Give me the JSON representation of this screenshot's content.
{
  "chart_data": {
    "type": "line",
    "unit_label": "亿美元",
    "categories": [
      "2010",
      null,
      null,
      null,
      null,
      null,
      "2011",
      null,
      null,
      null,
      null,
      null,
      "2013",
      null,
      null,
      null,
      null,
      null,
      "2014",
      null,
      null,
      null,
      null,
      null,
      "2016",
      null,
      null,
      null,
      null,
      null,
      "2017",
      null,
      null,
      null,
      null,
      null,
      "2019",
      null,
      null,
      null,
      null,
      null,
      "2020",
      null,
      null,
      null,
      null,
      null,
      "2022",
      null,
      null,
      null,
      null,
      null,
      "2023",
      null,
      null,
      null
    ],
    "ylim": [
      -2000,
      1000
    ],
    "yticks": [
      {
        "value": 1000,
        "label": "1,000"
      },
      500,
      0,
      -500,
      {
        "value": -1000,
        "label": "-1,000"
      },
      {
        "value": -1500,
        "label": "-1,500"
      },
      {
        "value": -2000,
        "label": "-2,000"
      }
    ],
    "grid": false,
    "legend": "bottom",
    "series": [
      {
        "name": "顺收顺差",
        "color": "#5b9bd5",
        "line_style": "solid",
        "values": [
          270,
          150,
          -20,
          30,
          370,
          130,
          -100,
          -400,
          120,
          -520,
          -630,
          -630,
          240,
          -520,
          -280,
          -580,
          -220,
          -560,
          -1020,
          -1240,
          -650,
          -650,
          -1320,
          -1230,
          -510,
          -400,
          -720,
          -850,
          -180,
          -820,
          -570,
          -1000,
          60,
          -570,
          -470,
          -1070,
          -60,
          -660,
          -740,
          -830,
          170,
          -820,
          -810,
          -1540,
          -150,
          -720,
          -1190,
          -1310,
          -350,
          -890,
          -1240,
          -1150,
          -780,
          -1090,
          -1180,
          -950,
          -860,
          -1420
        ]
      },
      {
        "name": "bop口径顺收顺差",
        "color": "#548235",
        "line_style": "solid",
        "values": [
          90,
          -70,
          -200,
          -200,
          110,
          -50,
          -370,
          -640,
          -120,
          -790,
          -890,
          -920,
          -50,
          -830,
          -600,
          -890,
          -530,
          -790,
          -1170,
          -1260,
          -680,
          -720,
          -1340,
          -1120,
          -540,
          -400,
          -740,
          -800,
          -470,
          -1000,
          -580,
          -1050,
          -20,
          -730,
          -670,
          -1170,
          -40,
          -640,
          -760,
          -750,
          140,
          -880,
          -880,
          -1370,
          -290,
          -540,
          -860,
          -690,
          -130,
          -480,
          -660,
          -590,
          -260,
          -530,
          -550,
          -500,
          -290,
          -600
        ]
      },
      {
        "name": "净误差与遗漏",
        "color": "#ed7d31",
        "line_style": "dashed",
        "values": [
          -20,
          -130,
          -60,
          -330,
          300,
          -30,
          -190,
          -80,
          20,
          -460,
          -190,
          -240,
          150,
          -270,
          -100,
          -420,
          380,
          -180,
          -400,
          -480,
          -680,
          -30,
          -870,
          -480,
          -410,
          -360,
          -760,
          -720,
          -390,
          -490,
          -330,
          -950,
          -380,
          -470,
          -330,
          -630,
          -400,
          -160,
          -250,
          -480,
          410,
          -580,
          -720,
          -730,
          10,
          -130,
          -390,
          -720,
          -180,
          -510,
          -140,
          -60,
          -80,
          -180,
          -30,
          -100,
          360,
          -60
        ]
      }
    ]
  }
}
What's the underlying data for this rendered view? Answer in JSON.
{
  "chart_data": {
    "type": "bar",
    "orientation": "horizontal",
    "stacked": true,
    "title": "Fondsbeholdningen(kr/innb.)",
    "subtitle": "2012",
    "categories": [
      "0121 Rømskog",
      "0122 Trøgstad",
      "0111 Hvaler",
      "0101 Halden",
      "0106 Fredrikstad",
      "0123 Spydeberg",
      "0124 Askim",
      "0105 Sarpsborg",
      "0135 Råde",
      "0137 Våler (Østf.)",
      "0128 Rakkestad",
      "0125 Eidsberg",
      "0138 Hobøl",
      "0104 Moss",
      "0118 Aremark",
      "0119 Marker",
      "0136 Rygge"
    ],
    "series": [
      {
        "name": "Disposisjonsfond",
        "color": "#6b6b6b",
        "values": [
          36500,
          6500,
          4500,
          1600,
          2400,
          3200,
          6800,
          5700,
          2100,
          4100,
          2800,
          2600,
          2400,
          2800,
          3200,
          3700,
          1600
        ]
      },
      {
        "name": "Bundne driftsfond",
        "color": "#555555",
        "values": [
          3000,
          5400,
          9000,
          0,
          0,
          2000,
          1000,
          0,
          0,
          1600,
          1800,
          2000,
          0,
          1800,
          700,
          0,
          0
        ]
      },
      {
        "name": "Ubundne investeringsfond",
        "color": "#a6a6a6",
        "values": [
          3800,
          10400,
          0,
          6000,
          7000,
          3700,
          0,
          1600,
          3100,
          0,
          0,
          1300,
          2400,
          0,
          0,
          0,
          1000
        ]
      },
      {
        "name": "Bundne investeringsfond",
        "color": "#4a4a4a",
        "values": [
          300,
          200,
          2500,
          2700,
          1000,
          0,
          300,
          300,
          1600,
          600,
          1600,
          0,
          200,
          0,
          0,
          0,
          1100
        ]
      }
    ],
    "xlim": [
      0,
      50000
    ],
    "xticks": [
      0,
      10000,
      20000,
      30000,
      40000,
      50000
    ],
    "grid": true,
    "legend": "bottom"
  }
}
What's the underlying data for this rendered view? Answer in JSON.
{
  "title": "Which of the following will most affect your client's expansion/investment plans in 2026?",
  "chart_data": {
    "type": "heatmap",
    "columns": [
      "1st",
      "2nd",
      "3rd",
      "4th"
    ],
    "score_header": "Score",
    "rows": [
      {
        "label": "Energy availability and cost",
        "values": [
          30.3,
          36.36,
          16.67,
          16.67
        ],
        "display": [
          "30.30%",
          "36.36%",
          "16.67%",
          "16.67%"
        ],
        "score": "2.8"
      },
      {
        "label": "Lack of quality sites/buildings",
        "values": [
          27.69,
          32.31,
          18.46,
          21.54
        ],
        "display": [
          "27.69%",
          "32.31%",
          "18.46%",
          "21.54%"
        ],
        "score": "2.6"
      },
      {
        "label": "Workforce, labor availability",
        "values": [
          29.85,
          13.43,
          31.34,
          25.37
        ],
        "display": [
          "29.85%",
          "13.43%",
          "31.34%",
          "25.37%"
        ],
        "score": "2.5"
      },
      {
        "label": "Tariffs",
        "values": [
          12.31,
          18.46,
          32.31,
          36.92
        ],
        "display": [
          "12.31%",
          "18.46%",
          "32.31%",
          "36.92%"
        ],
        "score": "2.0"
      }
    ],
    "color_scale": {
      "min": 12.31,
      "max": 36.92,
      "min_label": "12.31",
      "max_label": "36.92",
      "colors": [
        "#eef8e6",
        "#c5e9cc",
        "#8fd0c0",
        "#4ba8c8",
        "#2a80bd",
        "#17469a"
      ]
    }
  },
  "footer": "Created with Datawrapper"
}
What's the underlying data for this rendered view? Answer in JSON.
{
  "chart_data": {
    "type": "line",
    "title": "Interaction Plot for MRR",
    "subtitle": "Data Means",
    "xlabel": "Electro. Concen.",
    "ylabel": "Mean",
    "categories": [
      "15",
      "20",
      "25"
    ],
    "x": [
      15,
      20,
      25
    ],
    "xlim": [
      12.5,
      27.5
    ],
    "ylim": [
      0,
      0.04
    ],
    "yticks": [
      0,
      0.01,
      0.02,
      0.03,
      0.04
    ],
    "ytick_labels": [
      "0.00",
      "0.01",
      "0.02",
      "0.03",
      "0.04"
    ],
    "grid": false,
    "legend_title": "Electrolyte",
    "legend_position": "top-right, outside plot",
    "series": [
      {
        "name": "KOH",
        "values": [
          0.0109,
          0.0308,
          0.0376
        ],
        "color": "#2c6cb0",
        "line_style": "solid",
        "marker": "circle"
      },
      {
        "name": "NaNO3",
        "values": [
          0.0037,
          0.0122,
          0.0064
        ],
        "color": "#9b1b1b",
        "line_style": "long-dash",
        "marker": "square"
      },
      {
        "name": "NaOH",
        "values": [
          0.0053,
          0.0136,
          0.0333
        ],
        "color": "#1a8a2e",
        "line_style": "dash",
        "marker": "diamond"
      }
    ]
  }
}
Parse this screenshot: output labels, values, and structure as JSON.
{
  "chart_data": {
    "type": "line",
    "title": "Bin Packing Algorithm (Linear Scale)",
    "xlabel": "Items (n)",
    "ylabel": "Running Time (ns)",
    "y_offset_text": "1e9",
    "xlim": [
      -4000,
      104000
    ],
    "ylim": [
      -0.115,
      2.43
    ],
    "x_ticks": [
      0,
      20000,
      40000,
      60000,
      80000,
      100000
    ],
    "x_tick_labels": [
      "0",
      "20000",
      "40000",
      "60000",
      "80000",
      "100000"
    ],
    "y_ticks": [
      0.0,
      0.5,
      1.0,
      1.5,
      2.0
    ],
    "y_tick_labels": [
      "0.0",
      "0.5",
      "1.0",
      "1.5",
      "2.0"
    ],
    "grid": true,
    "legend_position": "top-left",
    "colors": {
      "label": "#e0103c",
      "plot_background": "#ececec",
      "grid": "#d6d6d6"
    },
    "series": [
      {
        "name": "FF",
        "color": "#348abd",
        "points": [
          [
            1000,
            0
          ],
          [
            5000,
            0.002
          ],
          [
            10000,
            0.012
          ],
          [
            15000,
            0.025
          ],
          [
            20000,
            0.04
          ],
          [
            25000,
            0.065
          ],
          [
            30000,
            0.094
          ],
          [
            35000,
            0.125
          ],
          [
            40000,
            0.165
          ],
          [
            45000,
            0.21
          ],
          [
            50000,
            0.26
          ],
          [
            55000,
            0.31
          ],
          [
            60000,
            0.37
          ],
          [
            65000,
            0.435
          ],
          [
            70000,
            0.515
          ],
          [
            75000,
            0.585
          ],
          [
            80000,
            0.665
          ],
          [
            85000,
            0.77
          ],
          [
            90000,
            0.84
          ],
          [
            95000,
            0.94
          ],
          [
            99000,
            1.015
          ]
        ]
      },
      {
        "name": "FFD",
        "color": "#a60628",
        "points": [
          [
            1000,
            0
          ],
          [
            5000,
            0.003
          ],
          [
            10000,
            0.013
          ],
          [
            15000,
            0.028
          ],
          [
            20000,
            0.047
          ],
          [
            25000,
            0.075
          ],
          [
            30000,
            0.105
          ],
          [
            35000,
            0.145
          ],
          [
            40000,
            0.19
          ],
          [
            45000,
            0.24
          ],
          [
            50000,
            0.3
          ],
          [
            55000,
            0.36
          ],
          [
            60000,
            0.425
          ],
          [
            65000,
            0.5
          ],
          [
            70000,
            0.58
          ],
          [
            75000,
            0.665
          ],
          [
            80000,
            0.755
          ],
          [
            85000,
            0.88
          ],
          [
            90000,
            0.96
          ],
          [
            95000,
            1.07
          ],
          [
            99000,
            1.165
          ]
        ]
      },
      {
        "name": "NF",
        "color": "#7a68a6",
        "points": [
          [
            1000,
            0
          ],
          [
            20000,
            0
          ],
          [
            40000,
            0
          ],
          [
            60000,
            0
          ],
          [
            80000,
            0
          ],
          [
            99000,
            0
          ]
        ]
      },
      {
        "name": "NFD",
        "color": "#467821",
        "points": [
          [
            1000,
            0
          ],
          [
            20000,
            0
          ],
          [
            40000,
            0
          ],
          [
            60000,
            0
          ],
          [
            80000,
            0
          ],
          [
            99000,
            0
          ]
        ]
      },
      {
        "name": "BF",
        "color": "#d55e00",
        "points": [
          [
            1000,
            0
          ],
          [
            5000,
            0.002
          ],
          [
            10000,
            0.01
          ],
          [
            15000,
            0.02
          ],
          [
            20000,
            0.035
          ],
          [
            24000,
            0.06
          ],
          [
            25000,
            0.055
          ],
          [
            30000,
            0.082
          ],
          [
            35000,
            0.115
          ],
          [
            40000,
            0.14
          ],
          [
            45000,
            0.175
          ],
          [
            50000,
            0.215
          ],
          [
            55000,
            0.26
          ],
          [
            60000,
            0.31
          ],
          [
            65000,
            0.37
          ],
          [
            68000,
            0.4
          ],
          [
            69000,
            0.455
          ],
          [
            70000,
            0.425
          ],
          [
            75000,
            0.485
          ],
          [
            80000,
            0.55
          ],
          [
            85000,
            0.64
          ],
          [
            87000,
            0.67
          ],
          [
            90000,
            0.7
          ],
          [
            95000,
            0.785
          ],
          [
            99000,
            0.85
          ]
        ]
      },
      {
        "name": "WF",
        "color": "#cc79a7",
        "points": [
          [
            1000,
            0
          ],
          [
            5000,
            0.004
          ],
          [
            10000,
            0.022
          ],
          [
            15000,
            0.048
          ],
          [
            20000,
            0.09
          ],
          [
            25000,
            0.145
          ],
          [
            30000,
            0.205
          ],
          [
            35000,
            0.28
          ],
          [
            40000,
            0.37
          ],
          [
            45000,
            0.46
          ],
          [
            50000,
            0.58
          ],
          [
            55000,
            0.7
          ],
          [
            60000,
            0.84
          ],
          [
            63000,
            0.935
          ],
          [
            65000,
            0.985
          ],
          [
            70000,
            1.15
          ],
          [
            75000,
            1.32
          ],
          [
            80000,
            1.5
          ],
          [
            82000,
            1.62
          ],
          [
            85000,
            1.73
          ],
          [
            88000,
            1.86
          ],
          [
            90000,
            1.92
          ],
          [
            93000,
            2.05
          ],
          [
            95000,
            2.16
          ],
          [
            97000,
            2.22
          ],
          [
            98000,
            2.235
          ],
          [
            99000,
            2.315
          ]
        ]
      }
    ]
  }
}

· · · · · · ·

Task statement: Check each line above for the string "availability", then copy the ones that have it.

Expected answer:
        "label": "Energy availability and cost",
        "label": "Workforce, labor availability",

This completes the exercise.